Copy each line in which the string "black" occurs.
========
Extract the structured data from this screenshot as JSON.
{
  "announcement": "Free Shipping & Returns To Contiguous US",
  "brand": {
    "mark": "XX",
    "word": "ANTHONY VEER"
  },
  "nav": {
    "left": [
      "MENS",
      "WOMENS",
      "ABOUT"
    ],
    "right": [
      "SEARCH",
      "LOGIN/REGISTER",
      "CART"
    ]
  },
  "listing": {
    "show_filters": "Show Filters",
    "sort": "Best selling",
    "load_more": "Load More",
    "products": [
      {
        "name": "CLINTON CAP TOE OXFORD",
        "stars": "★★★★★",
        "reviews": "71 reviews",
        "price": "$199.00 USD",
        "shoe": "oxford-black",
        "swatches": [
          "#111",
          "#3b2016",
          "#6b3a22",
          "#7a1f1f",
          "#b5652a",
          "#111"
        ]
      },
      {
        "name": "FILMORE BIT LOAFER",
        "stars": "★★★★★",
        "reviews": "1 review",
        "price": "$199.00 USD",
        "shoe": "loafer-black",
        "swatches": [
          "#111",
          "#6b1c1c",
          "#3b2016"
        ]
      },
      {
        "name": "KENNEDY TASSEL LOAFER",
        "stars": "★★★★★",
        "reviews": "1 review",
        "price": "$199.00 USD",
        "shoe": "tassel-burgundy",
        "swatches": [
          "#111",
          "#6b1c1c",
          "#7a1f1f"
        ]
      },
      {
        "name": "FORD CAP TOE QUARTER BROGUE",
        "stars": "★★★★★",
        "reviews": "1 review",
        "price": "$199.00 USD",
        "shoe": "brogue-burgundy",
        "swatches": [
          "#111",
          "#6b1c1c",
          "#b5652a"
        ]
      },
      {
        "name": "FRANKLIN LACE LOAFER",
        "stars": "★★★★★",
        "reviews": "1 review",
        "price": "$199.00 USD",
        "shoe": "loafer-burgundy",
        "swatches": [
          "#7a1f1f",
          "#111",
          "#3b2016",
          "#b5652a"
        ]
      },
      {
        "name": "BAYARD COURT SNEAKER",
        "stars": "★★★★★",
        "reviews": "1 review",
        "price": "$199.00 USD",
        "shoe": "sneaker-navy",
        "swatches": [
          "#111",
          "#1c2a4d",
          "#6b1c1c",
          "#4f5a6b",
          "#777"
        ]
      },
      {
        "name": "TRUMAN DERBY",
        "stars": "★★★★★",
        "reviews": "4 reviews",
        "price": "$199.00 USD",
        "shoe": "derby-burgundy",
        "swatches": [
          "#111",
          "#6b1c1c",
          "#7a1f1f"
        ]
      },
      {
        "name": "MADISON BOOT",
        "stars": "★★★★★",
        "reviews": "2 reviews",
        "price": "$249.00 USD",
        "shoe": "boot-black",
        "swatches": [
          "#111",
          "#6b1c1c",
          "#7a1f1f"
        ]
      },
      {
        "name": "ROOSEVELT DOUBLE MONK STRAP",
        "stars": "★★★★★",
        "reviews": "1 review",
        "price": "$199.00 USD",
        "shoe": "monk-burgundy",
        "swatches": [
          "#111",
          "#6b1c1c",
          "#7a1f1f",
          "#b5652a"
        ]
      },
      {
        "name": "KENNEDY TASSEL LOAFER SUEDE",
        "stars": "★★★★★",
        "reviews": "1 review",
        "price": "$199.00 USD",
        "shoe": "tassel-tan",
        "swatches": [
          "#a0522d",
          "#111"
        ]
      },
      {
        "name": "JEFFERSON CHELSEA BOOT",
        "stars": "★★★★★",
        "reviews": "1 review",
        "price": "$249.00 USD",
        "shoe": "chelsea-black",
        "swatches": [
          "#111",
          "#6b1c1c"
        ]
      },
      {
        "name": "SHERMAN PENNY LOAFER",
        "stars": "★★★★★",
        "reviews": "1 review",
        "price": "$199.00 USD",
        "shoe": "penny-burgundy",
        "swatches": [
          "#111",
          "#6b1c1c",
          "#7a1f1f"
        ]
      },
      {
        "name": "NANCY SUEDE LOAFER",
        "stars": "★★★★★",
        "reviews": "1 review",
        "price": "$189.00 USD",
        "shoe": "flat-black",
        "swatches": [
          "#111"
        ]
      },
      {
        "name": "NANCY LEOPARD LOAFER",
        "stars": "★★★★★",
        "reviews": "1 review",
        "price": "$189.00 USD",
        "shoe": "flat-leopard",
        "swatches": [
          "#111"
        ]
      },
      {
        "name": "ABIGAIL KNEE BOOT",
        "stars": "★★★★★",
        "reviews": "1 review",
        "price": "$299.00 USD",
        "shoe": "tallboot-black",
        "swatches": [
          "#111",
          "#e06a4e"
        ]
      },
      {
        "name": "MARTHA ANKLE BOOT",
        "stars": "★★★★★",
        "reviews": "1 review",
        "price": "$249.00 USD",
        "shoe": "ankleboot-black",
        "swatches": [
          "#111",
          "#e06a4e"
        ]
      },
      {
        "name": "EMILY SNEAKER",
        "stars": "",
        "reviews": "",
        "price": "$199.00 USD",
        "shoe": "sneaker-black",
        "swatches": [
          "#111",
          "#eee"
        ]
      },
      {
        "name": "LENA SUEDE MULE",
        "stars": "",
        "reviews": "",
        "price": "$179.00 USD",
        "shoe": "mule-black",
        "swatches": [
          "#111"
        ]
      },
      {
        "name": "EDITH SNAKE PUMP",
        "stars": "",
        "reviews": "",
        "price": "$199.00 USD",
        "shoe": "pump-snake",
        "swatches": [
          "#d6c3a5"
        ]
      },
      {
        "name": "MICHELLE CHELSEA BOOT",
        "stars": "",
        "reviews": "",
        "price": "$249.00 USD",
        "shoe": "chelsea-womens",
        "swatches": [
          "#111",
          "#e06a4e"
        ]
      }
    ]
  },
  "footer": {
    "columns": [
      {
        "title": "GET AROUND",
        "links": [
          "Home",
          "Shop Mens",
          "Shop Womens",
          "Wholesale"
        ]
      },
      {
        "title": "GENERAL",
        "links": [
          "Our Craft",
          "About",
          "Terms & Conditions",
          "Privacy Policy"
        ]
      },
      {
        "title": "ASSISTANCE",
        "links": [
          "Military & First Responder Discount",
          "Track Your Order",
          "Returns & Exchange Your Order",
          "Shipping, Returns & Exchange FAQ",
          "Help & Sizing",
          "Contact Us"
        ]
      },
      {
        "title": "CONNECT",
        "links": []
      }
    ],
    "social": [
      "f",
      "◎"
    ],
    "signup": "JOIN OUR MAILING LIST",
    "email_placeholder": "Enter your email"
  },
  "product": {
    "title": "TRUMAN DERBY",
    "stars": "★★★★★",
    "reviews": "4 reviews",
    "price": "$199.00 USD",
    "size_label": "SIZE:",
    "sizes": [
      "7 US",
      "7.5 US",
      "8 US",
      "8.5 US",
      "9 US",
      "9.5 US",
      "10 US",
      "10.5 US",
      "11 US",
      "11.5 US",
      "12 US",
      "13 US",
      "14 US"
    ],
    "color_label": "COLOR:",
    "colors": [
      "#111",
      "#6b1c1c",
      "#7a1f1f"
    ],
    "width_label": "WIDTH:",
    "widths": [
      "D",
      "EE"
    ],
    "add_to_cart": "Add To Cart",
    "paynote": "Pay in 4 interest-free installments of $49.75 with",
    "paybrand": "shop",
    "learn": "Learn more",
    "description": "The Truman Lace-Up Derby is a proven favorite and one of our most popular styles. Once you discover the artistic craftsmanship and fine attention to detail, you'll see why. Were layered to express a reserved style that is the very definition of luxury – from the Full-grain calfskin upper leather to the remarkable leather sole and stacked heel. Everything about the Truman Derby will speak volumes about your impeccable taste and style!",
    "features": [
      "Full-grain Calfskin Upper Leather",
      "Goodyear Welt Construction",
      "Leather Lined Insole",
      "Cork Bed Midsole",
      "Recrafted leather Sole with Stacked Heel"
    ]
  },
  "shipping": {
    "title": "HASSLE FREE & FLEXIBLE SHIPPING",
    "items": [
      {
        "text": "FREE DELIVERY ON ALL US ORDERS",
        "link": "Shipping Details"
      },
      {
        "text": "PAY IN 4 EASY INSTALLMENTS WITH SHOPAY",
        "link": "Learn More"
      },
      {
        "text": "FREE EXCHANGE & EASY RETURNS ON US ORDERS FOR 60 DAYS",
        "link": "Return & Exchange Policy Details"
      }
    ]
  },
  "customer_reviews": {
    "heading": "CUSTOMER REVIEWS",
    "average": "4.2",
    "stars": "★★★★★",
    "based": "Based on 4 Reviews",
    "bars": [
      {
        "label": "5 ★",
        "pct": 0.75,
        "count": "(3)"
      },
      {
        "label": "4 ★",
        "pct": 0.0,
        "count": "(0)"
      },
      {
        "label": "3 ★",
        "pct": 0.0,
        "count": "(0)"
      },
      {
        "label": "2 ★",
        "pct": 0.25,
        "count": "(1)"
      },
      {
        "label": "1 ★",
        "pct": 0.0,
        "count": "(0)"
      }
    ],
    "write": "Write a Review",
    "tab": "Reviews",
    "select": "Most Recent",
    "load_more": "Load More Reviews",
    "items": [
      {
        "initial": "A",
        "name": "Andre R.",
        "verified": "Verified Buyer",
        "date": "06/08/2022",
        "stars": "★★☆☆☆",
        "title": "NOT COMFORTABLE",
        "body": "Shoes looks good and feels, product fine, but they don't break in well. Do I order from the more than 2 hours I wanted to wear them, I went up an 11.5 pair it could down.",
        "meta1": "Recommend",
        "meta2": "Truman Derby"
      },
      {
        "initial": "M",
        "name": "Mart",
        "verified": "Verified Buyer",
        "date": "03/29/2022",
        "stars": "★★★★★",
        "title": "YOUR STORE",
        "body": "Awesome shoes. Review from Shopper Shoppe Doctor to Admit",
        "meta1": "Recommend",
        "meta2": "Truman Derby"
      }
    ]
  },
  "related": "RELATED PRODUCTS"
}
========
● Full output:
        "shoe": "oxford-black",
        "shoe": "loafer-black",
        "shoe": "boot-black",
        "shoe": "chelsea-black",
        "shoe": "flat-black",
        "shoe": "tallboot-black",
        "shoe": "ankleboot-black",
        "shoe": "sneaker-black",
        "shoe": "mule-black",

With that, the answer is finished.